-- start of INPUT ROWS --

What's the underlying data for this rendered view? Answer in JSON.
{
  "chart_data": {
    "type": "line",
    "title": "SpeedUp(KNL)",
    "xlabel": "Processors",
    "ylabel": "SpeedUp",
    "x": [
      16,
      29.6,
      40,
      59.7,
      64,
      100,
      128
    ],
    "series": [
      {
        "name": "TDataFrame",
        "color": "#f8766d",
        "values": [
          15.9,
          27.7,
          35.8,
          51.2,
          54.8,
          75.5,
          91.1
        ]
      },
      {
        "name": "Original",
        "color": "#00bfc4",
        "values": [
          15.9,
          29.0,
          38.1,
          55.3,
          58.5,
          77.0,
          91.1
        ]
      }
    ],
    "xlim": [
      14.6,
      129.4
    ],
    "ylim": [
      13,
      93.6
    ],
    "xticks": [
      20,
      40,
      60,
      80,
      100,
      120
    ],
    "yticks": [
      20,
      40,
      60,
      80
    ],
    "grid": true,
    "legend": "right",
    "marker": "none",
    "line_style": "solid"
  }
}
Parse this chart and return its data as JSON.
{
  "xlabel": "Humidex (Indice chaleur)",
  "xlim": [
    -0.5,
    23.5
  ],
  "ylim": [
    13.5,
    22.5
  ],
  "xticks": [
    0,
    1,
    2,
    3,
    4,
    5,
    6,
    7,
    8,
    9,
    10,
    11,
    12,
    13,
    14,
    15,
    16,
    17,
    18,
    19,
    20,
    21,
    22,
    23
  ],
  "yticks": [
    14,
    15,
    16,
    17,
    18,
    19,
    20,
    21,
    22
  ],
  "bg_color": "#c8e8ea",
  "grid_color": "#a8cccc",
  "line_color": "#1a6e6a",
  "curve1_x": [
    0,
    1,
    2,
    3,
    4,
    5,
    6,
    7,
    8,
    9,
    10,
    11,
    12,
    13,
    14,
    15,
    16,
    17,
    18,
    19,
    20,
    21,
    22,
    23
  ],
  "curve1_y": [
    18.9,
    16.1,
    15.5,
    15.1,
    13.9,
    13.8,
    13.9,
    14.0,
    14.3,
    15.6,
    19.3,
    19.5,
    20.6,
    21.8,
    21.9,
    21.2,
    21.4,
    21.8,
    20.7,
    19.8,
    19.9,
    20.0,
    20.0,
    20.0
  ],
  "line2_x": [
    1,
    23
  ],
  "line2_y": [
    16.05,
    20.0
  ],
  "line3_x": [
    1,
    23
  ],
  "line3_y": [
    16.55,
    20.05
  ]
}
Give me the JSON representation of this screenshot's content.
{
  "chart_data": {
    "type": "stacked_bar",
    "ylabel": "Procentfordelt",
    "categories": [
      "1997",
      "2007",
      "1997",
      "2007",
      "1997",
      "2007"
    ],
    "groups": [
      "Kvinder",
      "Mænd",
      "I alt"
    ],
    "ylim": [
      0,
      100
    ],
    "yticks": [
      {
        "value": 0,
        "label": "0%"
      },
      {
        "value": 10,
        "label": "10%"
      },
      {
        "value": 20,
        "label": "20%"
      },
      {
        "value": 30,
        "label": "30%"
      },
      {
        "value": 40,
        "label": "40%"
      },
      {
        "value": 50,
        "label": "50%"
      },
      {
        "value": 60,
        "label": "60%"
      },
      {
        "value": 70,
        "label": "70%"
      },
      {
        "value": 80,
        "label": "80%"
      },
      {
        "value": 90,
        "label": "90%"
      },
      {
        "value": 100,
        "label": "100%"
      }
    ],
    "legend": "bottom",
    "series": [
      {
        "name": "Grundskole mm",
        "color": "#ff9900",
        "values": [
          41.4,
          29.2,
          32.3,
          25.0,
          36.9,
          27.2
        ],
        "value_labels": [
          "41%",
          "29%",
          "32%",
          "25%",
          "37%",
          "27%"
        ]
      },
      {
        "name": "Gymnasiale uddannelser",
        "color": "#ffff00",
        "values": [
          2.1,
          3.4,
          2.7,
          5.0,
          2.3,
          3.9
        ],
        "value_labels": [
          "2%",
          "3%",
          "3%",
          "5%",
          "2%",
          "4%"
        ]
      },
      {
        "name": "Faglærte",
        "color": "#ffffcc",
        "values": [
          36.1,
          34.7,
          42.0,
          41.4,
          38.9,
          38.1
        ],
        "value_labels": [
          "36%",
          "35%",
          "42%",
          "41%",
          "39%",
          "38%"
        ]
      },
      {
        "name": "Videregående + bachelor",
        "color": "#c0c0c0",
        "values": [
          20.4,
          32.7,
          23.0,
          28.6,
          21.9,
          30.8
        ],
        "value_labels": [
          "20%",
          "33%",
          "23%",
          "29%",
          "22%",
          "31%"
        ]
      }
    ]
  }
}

-- end of INPUT ROWS --

• WHAT THE EXERCISE ASKS: Each line must be given again exactly as written above.

• EXERCISE ANSWER:
What's the underlying data for this rendered view? Answer in JSON.
{
  "chart_data": {
    "type": "line",
    "title": "SpeedUp(KNL)",
    "xlabel": "Processors",
    "ylabel": "SpeedUp",
    "x": [
      16,
      29.6,
      40,
      59.7,
      64,
      100,
      128
    ],
    "series": [
      {
        "name": "TDataFrame",
        "color": "#f8766d",
        "values": [
          15.9,
          27.7,
          35.8,
          51.2,
          54.8,
          75.5,
          91.1
        ]
      },
      {
        "name": "Original",
        "color": "#00bfc4",
        "values": [
          15.9,
          29.0,
          38.1,
          55.3,
          58.5,
          77.0,
          91.1
        ]
      }
    ],
    "xlim": [
      14.6,
      129.4
    ],
    "ylim": [
      13,
      93.6
    ],
    "xticks": [
      20,
      40,
      60,
      80,
      100,
      120
    ],
    "yticks": [
      20,
      40,
      60,
      80
    ],
    "grid": true,
    "legend": "right",
    "marker": "none",
    "line_style": "solid"
  }
}
Parse this chart and return its data as JSON.
{
  "xlabel": "Humidex (Indice chaleur)",
  "xlim": [
    -0.5,
    23.5
  ],
  "ylim": [
    13.5,
    22.5
  ],
  "xticks": [
    0,
    1,
    2,
    3,
    4,
    5,
    6,
    7,
    8,
    9,
    10,
    11,
    12,
    13,
    14,
    15,
    16,
    17,
    18,
    19,
    20,
    21,
    22,
    23
  ],
  "yticks": [
    14,
    15,
    16,
    17,
    18,
    19,
    20,
    21,
    22
  ],
  "bg_color": "#c8e8ea",
  "grid_color": "#a8cccc",
  "line_color": "#1a6e6a",
  "curve1_x": [
    0,
    1,
    2,
    3,
    4,
    5,
    6,
    7,
    8,
    9,
    10,
    11,
    12,
    13,
    14,
    15,
    16,
    17,
    18,
    19,
    20,
    21,
    22,
    23
  ],
  "curve1_y": [
    18.9,
    16.1,
    15.5,
    15.1,
    13.9,
    13.8,
    13.9,
    14.0,
    14.3,
    15.6,
    19.3,
    19.5,
    20.6,
    21.8,
    21.9,
    21.2,
    21.4,
    21.8,
    20.7,
    19.8,
    19.9,
    20.0,
    20.0,
    20.0
  ],
  "line2_x": [
    1,
    23
  ],
  "line2_y": [
    16.05,
    20.0
  ],
  "line3_x": [
    1,
    23
  ],
  "line3_y": [
    16.55,
    20.05
  ]
}
Give me the JSON representation of this screenshot's content.
{
  "chart_data": {
    "type": "stacked_bar",
    "ylabel": "Procentfordelt",
    "categories": [
      "1997",
      "2007",
      "1997",
      "2007",
      "1997",
      "2007"
    ],
    "groups": [
      "Kvinder",
      "Mænd",
      "I alt"
    ],
    "ylim": [
      0,
      100
    ],
    "yticks": [
      {
        "value": 0,
        "label": "0%"
      },
      {
        "value": 10,
        "label": "10%"
      },
      {
        "value": 20,
        "label": "20%"
      },
      {
        "value": 30,
        "label": "30%"
      },
      {
        "value": 40,
        "label": "40%"
      },
      {
        "value": 50,
        "label": "50%"
      },
      {
        "value": 60,
        "label": "60%"
      },
      {
        "value": 70,
        "label": "70%"
      },
      {
        "value": 80,
        "label": "80%"
      },
      {
        "value": 90,
        "label": "90%"
      },
      {
        "value": 100,
        "label": "100%"
      }
    ],
    "legend": "bottom",
    "series": [
      {
        "name": "Grundskole mm",
        "color": "#ff9900",
        "values": [
          41.4,
          29.2,
          32.3,
          25.0,
          36.9,
          27.2
        ],
        "value_labels": [
          "41%",
          "29%",
          "32%",
          "25%",
          "37%",
          "27%"
        ]
      },
      {
        "name": "Gymnasiale uddannelser",
        "color": "#ffff00",
        "values": [
          2.1,
          3.4,
          2.7,
          5.0,
          2.3,
          3.9
        ],
        "value_labels": [
          "2%",
          "3%",
          "3%",
          "5%",
          "2%",
          "4%"
        ]
      },
      {
        "name": "Faglærte",
        "color": "#ffffcc",
        "values": [
          36.1,
          34.7,
          42.0,
          41.4,
          38.9,
          38.1
        ],
        "value_labels": [
          "36%",
          "35%",
          "42%",
          "41%",
          "39%",
          "38%"
        ]
      },
      {
        "name": "Videregående + bachelor",
        "color": "#c0c0c0",
        "values": [
          20.4,
          32.7,
          23.0,
          28.6,
          21.9,
          30.8
        ],
        "value_labels": [
          "20%",
          "33%",
          "23%",
          "29%",
          "22%",
          "31%"
        ]
      }
    ]
  }
}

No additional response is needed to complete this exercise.